### Aim:
Write out the entries below once more, exactly, with the pictures left out.

### Source records:
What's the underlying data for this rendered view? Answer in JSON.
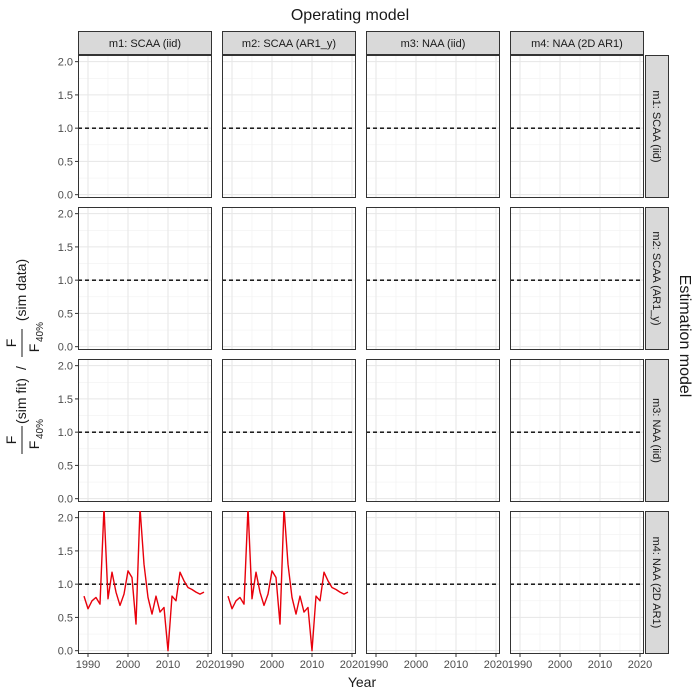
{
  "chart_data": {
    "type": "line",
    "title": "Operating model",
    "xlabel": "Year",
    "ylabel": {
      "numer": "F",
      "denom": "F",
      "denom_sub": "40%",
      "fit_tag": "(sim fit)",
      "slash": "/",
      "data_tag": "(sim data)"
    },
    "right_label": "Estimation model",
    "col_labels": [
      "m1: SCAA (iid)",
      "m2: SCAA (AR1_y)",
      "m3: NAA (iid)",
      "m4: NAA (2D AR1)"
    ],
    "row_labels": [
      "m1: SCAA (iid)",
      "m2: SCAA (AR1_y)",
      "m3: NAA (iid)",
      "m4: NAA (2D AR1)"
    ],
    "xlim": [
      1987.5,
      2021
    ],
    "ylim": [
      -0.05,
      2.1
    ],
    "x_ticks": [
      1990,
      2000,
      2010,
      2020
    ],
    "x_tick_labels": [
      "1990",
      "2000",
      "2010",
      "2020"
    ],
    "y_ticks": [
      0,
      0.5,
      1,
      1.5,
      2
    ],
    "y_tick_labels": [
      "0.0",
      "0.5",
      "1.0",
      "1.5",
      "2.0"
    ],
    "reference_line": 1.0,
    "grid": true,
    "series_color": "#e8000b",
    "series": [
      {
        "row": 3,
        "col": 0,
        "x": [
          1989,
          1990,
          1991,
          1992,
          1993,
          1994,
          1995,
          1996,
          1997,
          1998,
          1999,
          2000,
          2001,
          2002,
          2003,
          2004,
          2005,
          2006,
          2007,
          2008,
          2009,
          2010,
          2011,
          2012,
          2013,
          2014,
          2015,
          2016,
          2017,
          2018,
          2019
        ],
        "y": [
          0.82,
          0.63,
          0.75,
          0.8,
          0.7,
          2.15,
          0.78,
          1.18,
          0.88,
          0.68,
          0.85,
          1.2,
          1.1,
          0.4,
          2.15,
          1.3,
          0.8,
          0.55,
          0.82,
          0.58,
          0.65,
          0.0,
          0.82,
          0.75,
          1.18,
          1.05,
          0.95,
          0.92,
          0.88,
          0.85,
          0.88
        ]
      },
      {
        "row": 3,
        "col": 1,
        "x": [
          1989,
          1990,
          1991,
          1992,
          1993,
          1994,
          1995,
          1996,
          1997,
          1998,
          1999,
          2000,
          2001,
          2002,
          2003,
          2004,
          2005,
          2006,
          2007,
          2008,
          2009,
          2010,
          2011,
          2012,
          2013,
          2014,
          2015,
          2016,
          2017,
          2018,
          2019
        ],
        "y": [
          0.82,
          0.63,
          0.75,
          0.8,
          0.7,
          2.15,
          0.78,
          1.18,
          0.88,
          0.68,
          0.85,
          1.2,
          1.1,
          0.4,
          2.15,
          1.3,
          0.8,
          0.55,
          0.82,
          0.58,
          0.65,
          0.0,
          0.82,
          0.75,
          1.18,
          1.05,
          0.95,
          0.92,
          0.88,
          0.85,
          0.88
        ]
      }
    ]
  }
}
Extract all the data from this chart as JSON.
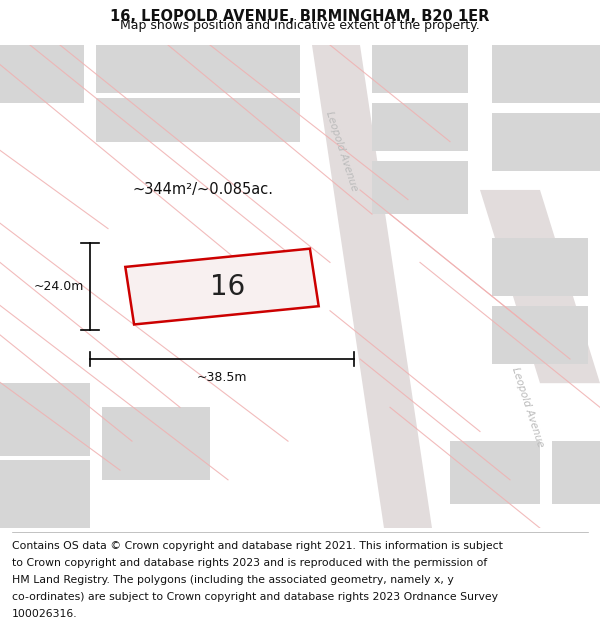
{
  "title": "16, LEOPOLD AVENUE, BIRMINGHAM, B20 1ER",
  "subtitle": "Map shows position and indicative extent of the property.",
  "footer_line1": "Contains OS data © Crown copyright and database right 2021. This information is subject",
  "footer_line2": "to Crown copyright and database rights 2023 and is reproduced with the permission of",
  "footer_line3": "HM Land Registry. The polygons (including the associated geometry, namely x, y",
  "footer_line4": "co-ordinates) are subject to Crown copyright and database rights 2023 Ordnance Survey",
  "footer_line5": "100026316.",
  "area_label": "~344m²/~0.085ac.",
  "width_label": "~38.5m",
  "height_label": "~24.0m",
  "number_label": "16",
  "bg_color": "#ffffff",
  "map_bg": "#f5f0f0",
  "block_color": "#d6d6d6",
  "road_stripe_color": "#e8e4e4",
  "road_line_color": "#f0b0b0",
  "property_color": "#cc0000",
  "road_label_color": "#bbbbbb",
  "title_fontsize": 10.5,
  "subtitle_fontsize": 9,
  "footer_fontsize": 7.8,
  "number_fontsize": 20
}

### Solution below:
What's the underlying data for this rendered view? Answer in JSON.
{
  "chart_data": {
    "type": "line",
    "title": "Operating model",
    "xlabel": "Year",
    "ylabel": {
      "numer": "F",
      "denom": "F",
      "denom_sub": "40%",
      "fit_tag": "(sim fit)",
      "slash": "/",
      "data_tag": "(sim data)"
    },
    "right_label": "Estimation model",
    "col_labels": [
      "m1: SCAA (iid)",
      "m2: SCAA (AR1_y)",
      "m3: NAA (iid)",
      "m4: NAA (2D AR1)"
    ],
    "row_labels": [
      "m1: SCAA (iid)",
      "m2: SCAA (AR1_y)",
      "m3: NAA (iid)",
      "m4: NAA (2D AR1)"
    ],
    "xlim": [
      1987.5,
      2021
    ],
    "ylim": [
      -0.05,
      2.1
    ],
    "x_ticks": [
      1990,
      2000,
      2010,
      2020
    ],
    "x_tick_labels": [
      "1990",
      "2000",
      "2010",
      "2020"
    ],
    "y_ticks": [
      0,
      0.5,
      1,
      1.5,
      2
    ],
    "y_tick_labels": [
      "0.0",
      "0.5",
      "1.0",
      "1.5",
      "2.0"
    ],
    "reference_line": 1.0,
    "grid": true,
    "series_color": "#e8000b",
    "series": [
      {
        "row": 3,
        "col": 0,
        "x": [
          1989,
          1990,
          1991,
          1992,
          1993,
          1994,
          1995,
          1996,
          1997,
          1998,
          1999,
          2000,
          2001,
          2002,
          2003,
          2004,
          2005,
          2006,
          2007,
          2008,
          2009,
          2010,
          2011,
          2012,
          2013,
          2014,
          2015,
          2016,
          2017,
          2018,
          2019
        ],
        "y": [
          0.82,
          0.63,
          0.75,
          0.8,
          0.7,
          2.15,
          0.78,
          1.18,
          0.88,
          0.68,
          0.85,
          1.2,
          1.1,
          0.4,
          2.15,
          1.3,
          0.8,
          0.55,
          0.82,
          0.58,
          0.65,
          0.0,
          0.82,
          0.75,
          1.18,
          1.05,
          0.95,
          0.92,
          0.88,
          0.85,
          0.88
        ]
      },
      {
        "row": 3,
        "col": 1,
        "x": [
          1989,
          1990,
          1991,
          1992,
          1993,
          1994,
          1995,
          1996,
          1997,
          1998,
          1999,
          2000,
          2001,
          2002,
          2003,
          2004,
          2005,
          2006,
          2007,
          2008,
          2009,
          2010,
          2011,
          2012,
          2013,
          2014,
          2015,
          2016,
          2017,
          2018,
          2019
        ],
        "y": [
          0.82,
          0.63,
          0.75,
          0.8,
          0.7,
          2.15,
          0.78,
          1.18,
          0.88,
          0.68,
          0.85,
          1.2,
          1.1,
          0.4,
          2.15,
          1.3,
          0.8,
          0.55,
          0.82,
          0.58,
          0.65,
          0.0,
          0.82,
          0.75,
          1.18,
          1.05,
          0.95,
          0.92,
          0.88,
          0.85,
          0.88
        ]
      }
    ]
  }
}
Extract all the data from this chart as JSON.
{
  "title": "16, LEOPOLD AVENUE, BIRMINGHAM, B20 1ER",
  "subtitle": "Map shows position and indicative extent of the property.",
  "footer_line1": "Contains OS data © Crown copyright and database right 2021. This information is subject",
  "footer_line2": "to Crown copyright and database rights 2023 and is reproduced with the permission of",
  "footer_line3": "HM Land Registry. The polygons (including the associated geometry, namely x, y",
  "footer_line4": "co-ordinates) are subject to Crown copyright and database rights 2023 Ordnance Survey",
  "footer_line5": "100026316.",
  "area_label": "~344m²/~0.085ac.",
  "width_label": "~38.5m",
  "height_label": "~24.0m",
  "number_label": "16",
  "bg_color": "#ffffff",
  "map_bg": "#f5f0f0",
  "block_color": "#d6d6d6",
  "road_stripe_color": "#e8e4e4",
  "road_line_color": "#f0b0b0",
  "property_color": "#cc0000",
  "road_label_color": "#bbbbbb",
  "title_fontsize": 10.5,
  "subtitle_fontsize": 9,
  "footer_fontsize": 7.8,
  "number_fontsize": 20
}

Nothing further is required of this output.